▸ **What is being asked**: Filter this material down to the lines that hold "with", copying each one.

------ Data to use

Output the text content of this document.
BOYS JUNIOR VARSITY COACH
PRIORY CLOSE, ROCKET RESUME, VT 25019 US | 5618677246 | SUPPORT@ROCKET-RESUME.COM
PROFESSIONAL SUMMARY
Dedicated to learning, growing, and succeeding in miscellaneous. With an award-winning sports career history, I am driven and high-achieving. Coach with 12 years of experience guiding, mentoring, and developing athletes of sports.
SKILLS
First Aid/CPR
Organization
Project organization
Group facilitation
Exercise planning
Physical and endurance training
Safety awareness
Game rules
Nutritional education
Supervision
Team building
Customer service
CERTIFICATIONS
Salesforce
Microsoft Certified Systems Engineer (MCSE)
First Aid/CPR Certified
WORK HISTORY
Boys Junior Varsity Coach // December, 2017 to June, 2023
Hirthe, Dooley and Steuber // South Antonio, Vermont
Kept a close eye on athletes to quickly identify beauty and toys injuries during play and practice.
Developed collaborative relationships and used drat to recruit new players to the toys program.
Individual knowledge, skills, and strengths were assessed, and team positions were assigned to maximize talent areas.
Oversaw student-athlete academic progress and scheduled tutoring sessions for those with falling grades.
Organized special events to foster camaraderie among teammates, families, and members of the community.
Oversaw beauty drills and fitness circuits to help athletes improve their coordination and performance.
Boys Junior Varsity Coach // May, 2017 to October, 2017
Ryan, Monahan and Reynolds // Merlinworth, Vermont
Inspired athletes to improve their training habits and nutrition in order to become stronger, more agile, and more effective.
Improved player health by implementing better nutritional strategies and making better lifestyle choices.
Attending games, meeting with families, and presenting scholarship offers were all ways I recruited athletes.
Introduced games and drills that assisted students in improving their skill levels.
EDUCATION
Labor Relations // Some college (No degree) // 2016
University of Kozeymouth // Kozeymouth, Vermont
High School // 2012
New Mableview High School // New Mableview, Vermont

------------

▸ **Solution**:
Dedicated to learning, growing, and succeeding in miscellaneous. With an award-winning sports career history, I am driven and high-achieving. Coach with 12 years of experience guiding, mentoring, and developing athletes of sports.
Oversaw student-athlete academic progress and scheduled tutoring sessions for those with falling grades.
Attending games, meeting with families, and presenting scholarship offers were all ways I recruited athletes.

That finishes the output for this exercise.